Collection entries
##############################

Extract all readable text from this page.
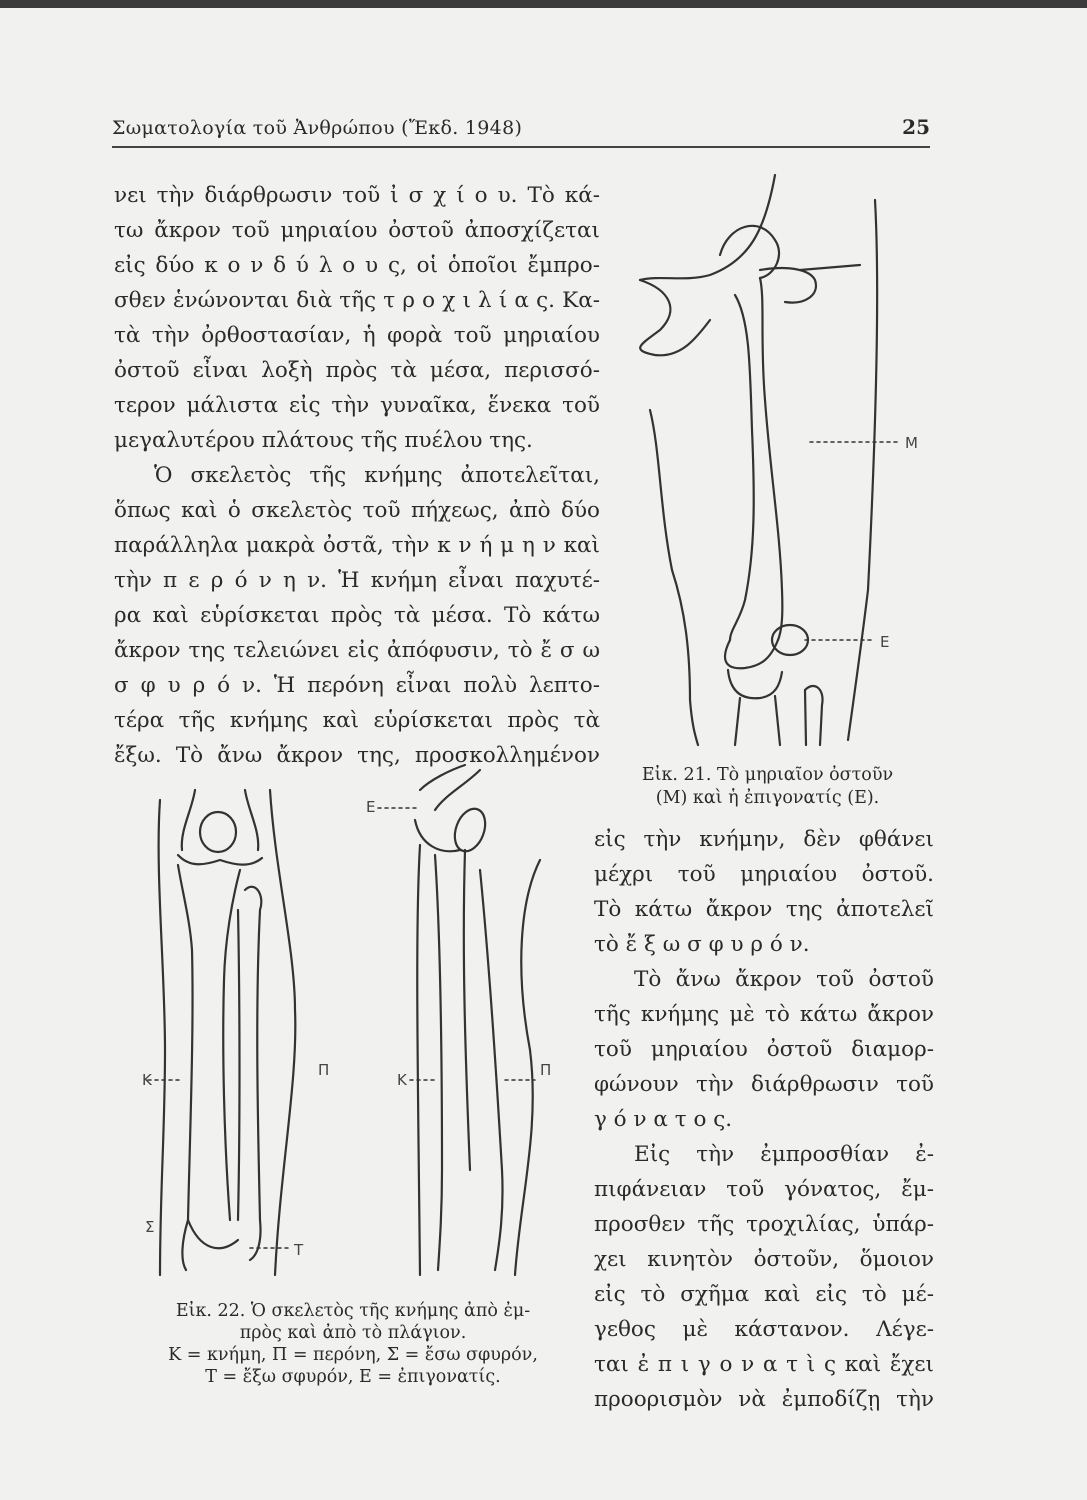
Σωματολογία τοῦ Ἀνθρώπου (Ἔκδ. 1948)	25

νει τὴν διάρθρωσιν τοῦ ἰ σ χ ί ο υ. Τὸ κά-

τω ἄκρον τοῦ μηριαίου ὀστοῦ ἀποσχίζεται

εἰς δύο κ ο ν δ ύ λ ο υ ς, οἱ ὁποῖοι ἔμπρο-

σθεν ἑνώνονται διὰ τῆς τ ρ ο χ ι λ ί α ς. Κα-

τὰ τὴν ὀρθοστασίαν, ἡ φορὰ τοῦ μηριαίου

ὀστοῦ εἶναι λοξὴ πρὸς τὰ μέσα, περισσό-

τερον μάλιστα εἰς τὴν γυναῖκα, ἕνεκα τοῦ

μεγαλυτέρου πλάτους τῆς πυέλου της.

Ὁ σκελετὸς τῆς κνήμης ἀποτελεῖται,

ὅπως καὶ ὁ σκελετὸς τοῦ πήχεως, ἀπὸ δύο

παράλληλα μακρὰ ὀστᾶ, τὴν κ ν ή μ η ν καὶ

τὴν π ε ρ ό ν η ν. Ἡ κνήμη εἶναι παχυτέ-

ρα καὶ εὑρίσκεται πρὸς τὰ μέσα. Τὸ κάτω

ἄκρον της τελειώνει εἰς ἀπόφυσιν, τὸ ἔ σ ω

σ φ υ ρ ό ν. Ἡ περόνη εἶναι πολὺ λεπτο-

τέρα τῆς κνήμης καὶ εὑρίσκεται πρὸς τὰ

ἔξω. Τὸ ἄνω ἄκρον της, προσκολλημένον

Μ
Ε
Εἰκ. 21. Τὸ μηριαῖον ὀστοῦν
(Μ) καὶ ἡ ἐπιγονατίς (Ε).

εἰς τὴν κνήμην, δὲν φθάνει

μέχρι τοῦ μηριαίου ὀστοῦ.

Τὸ κάτω ἄκρον της ἀποτελεῖ

τὸ ἔ ξ ω σ φ υ ρ ό ν.

Τὸ ἄνω ἄκρον τοῦ ὀστοῦ

τῆς κνήμης μὲ τὸ κάτω ἄκρον

τοῦ μηριαίου ὀστοῦ διαμορ-

φώνουν τὴν διάρθρωσιν τοῦ

γ ό ν α τ ο ς.

Εἰς τὴν ἐμπροσθίαν ἐ-

πιφάνειαν τοῦ γόνατος, ἔμ-

προσθεν τῆς τροχιλίας, ὑπάρ-

χει κινητὸν ὀστοῦν, ὅμοιον

εἰς τὸ σχῆμα καὶ εἰς τὸ μέ-

γεθος μὲ κάστανον. Λέγε-

ται ἐ π ι γ ο ν α τ ὶ ς καὶ ἔχει

προορισμὸν νὰ ἐμποδίζῃ τὴν

Κ
Π
Σ
Τ
Ε
Κ
Π
Εἰκ. 22. Ὁ σκελετὸς τῆς κνήμης ἀπὸ ἐμ-
πρὸς καὶ ἀπὸ τὸ πλάγιον.
Κ = κνήμη, Π = περόνη, Σ = ἔσω σφυρόν,
Τ = ἔξω σφυρόν, Ε = ἐπιγονατίς.
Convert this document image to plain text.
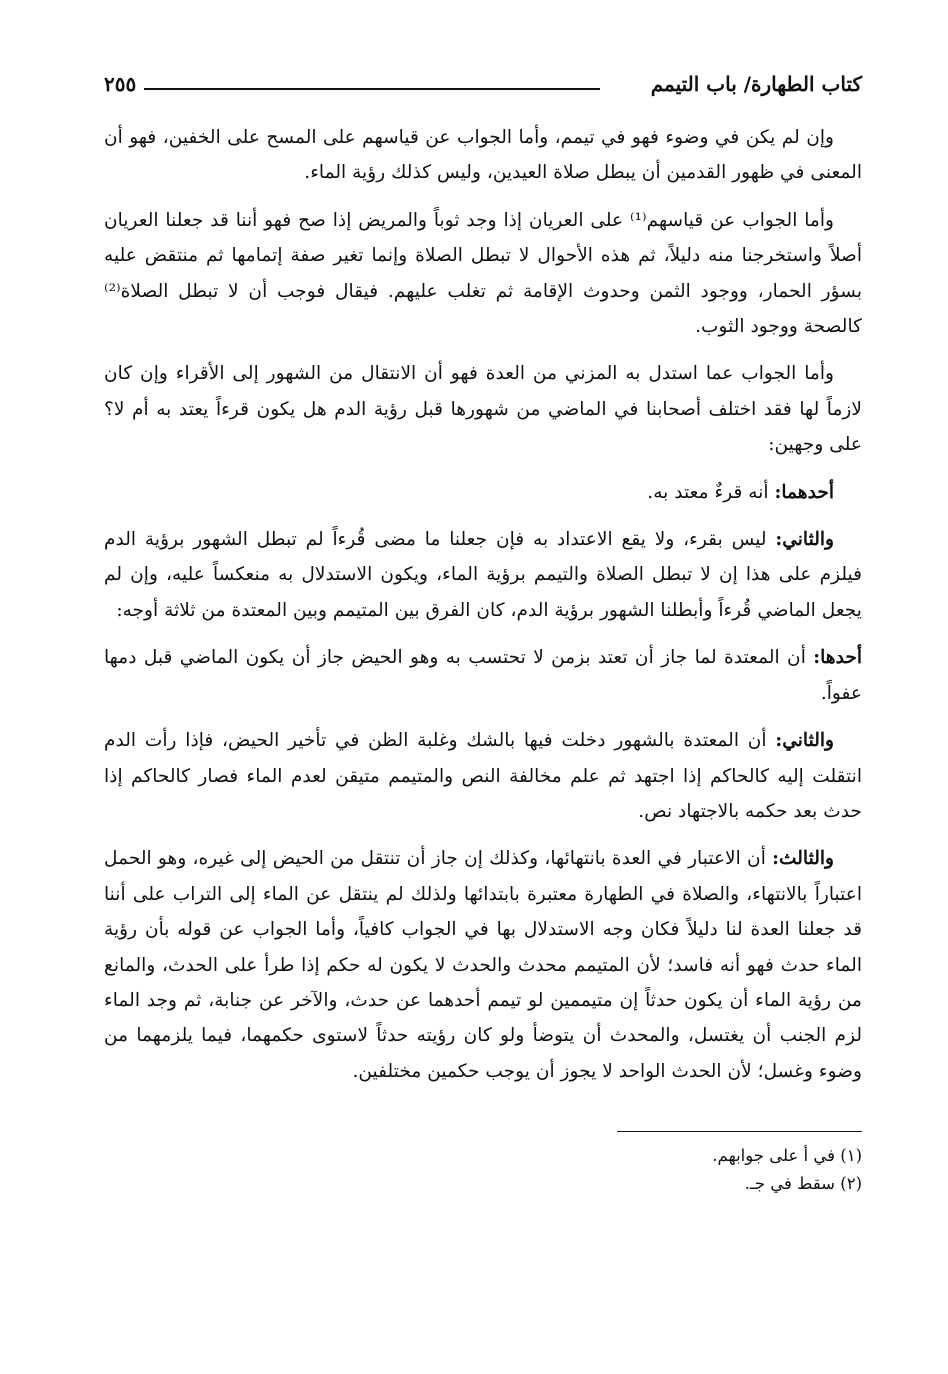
كتاب الطهارة/ باب التيمم
٢٥٥

وإن لم يكن في وضوء فهو في تيمم، وأما الجواب عن قياسهم على المسح على الخفين، فهو أن المعنى في ظهور القدمين أن يبطل صلاة العيدين، وليس كذلك رؤية الماء.

وأما الجواب عن قياسهم⁽¹⁾ على العريان إذا وجد ثوباً والمريض إذا صح فهو أننا قد جعلنا العريان أصلاً واستخرجنا منه دليلاً، ثم هذه الأحوال لا تبطل الصلاة وإنما تغير صفة إتمامها ثم منتقض عليه بسؤر الحمار، ووجود الثمن وحدوث الإقامة ثم تغلب عليهم. فيقال فوجب أن لا تبطل الصلاة⁽²⁾ كالصحة ووجود الثوب.

وأما الجواب عما استدل به المزني من العدة فهو أن الانتقال من الشهور إلى الأقراء وإن كان لازماً لها فقد اختلف أصحابنا في الماضي من شهورها قبل رؤية الدم هل يكون قرءاً يعتد به أم لا؟ على وجهين:

أحدهما: أنه قرءٌ معتد به.

والثاني: ليس بقرء، ولا يقع الاعتداد به فإن جعلنا ما مضى قُرءاً لم تبطل الشهور برؤية الدم فيلزم على هذا إن لا تبطل الصلاة والتيمم برؤية الماء، ويكون الاستدلال به منعكساً عليه، وإن لم يجعل الماضي قُرءاً وأبطلنا الشهور برؤية الدم، كان الفرق بين المتيمم وبين المعتدة من ثلاثة أوجه:

أحدها: أن المعتدة لما جاز أن تعتد بزمن لا تحتسب به وهو الحيض جاز أن يكون الماضي قبل دمها عفواً.

والثاني: أن المعتدة بالشهور دخلت فيها بالشك وغلبة الظن في تأخير الحيض، فإذا رأت الدم انتقلت إليه كالحاكم إذا اجتهد ثم علم مخالفة النص والمتيمم متيقن لعدم الماء فصار كالحاكم إذا حدث بعد حكمه بالاجتهاد نص.

والثالث: أن الاعتبار في العدة بانتهائها، وكذلك إن جاز أن تنتقل من الحيض إلى غيره، وهو الحمل اعتباراً بالانتهاء، والصلاة في الطهارة معتبرة بابتدائها ولذلك لم ينتقل عن الماء إلى التراب على أننا قد جعلنا العدة لنا دليلاً فكان وجه الاستدلال بها في الجواب كافياً، وأما الجواب عن قوله بأن رؤية الماء حدث فهو أنه فاسد؛ لأن المتيمم محدث والحدث لا يكون له حكم إذا طرأ على الحدث، والمانع من رؤية الماء أن يكون حدثاً إن متيممين لو تيمم أحدهما عن حدث، والآخر عن جنابة، ثم وجد الماء لزم الجنب أن يغتسل، والمحدث أن يتوضأ ولو كان رؤيته حدثاً لاستوى حكمهما، فيما يلزمهما من وضوء وغسل؛ لأن الحدث الواحد لا يجوز أن يوجب حكمين مختلفين.

(١) في أ على جوابهم.

(٢) سقط في جـ.
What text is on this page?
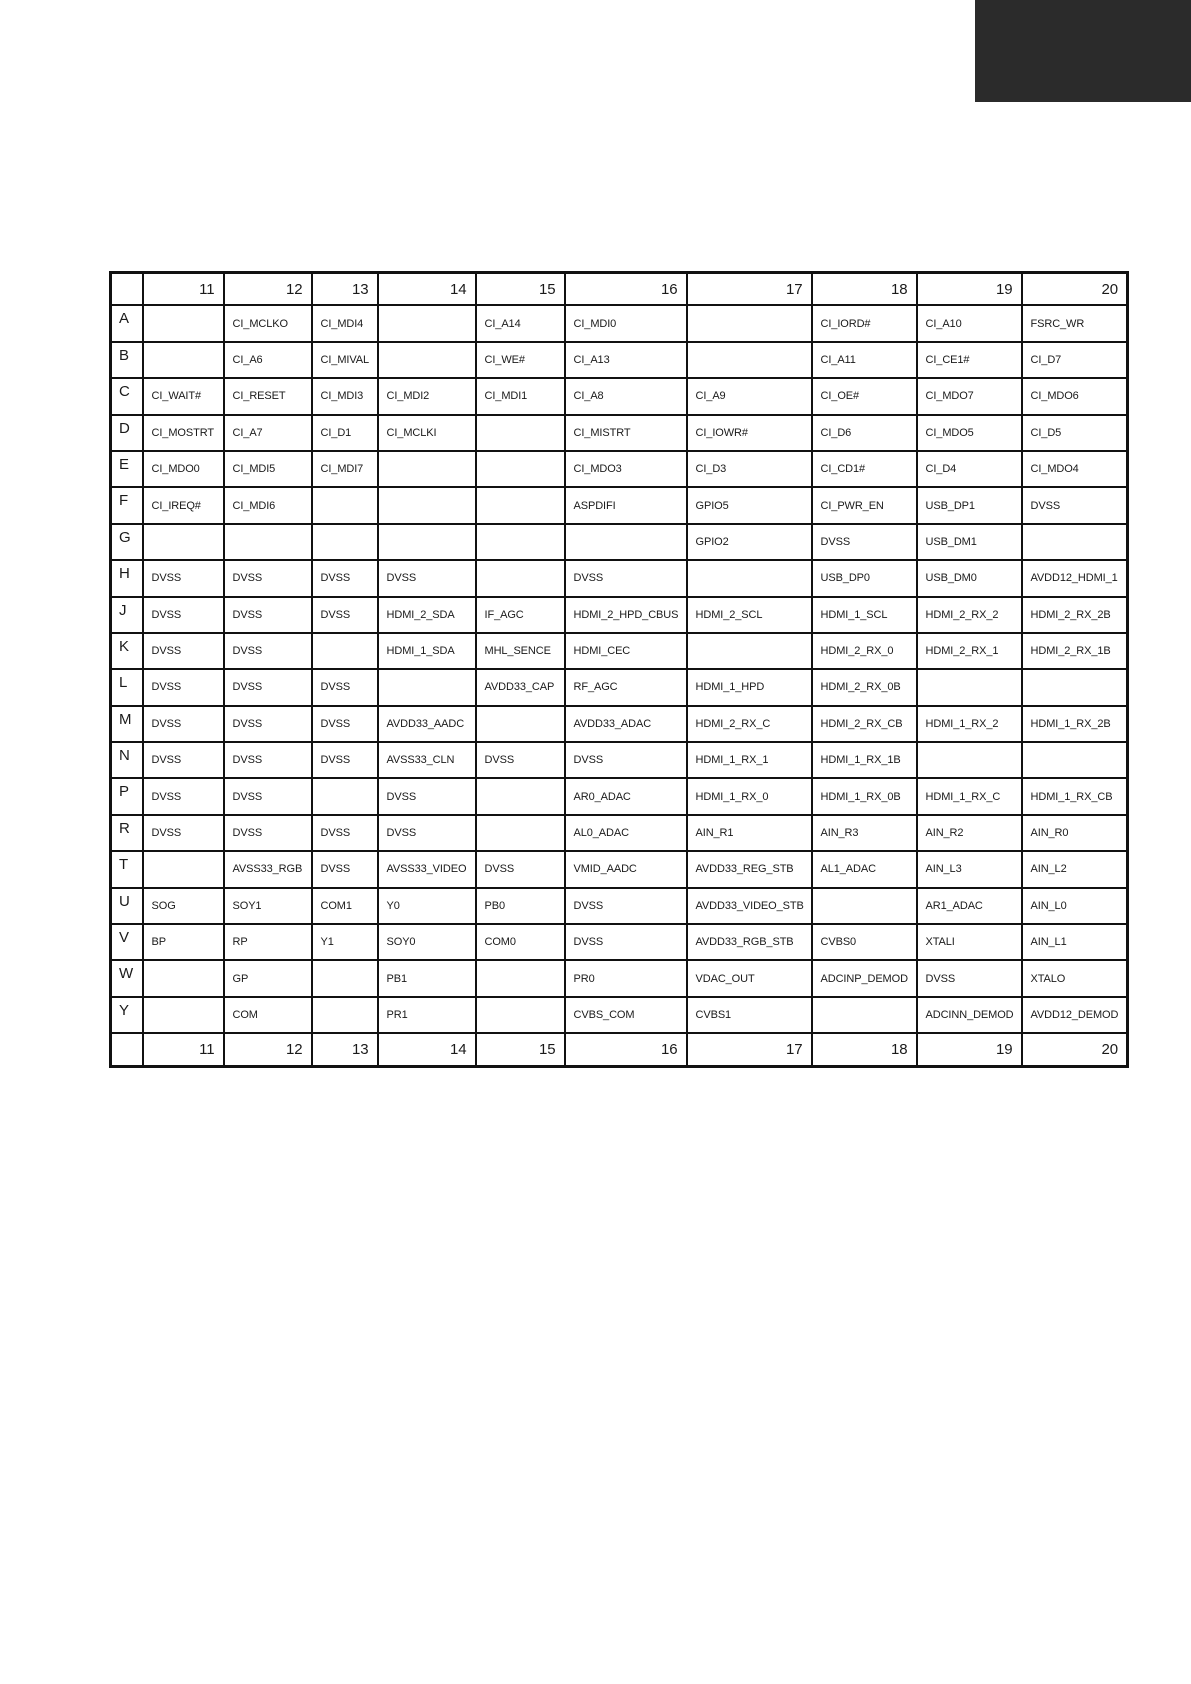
	11	12	13	14	15	16	17	18	19	20
A		CI_MCLKO	CI_MDI4		CI_A14	CI_MDI0		CI_IORD#	CI_A10	FSRC_WR
B		CI_A6	CI_MIVAL		CI_WE#	CI_A13		CI_A11	CI_CE1#	CI_D7
C	CI_WAIT#	CI_RESET	CI_MDI3	CI_MDI2	CI_MDI1	CI_A8	CI_A9	CI_OE#	CI_MDO7	CI_MDO6
D	CI_MOSTRT	CI_A7	CI_D1	CI_MCLKI		CI_MISTRT	CI_IOWR#	CI_D6	CI_MDO5	CI_D5
E	CI_MDO0	CI_MDI5	CI_MDI7			CI_MDO3	CI_D3	CI_CD1#	CI_D4	CI_MDO4
F	CI_IREQ#	CI_MDI6				ASPDIFI	GPIO5	CI_PWR_EN	USB_DP1	DVSS
G							GPIO2	DVSS	USB_DM1	
H	DVSS	DVSS	DVSS	DVSS		DVSS		USB_DP0	USB_DM0	AVDD12_HDMI_1
J	DVSS	DVSS	DVSS	HDMI_2_SDA	IF_AGC	HDMI_2_HPD_CBUS	HDMI_2_SCL	HDMI_1_SCL	HDMI_2_RX_2	HDMI_2_RX_2B
K	DVSS	DVSS		HDMI_1_SDA	MHL_SENCE	HDMI_CEC		HDMI_2_RX_0	HDMI_2_RX_1	HDMI_2_RX_1B
L	DVSS	DVSS	DVSS		AVDD33_CAP	RF_AGC	HDMI_1_HPD	HDMI_2_RX_0B		
M	DVSS	DVSS	DVSS	AVDD33_AADC		AVDD33_ADAC	HDMI_2_RX_C	HDMI_2_RX_CB	HDMI_1_RX_2	HDMI_1_RX_2B
N	DVSS	DVSS	DVSS	AVSS33_CLN	DVSS	DVSS	HDMI_1_RX_1	HDMI_1_RX_1B		
P	DVSS	DVSS		DVSS		AR0_ADAC	HDMI_1_RX_0	HDMI_1_RX_0B	HDMI_1_RX_C	HDMI_1_RX_CB
R	DVSS	DVSS	DVSS	DVSS		AL0_ADAC	AIN_R1	AIN_R3	AIN_R2	AIN_R0
T		AVSS33_RGB	DVSS	AVSS33_VIDEO	DVSS	VMID_AADC	AVDD33_REG_STB	AL1_ADAC	AIN_L3	AIN_L2
U	SOG	SOY1	COM1	Y0	PB0	DVSS	AVDD33_VIDEO_STB		AR1_ADAC	AIN_L0
V	BP	RP	Y1	SOY0	COM0	DVSS	AVDD33_RGB_STB	CVBS0	XTALI	AIN_L1
W		GP		PB1		PR0	VDAC_OUT	ADCINP_DEMOD	DVSS	XTALO
Y		COM		PR1		CVBS_COM	CVBS1		ADCINN_DEMOD	AVDD12_DEMOD
	11	12	13	14	15	16	17	18	19	20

##############################

§ **Exercise goal**
Check each line above for the word "μέσα" and copy the ones that have it.

§ **Reply to the exercise**
ὀστοῦ εἶναι λοξὴ πρὸς τὰ μέσα, περισσό-
ρα καὶ εὑρίσκεται πρὸς τὰ μέσα. Τὸ κάτω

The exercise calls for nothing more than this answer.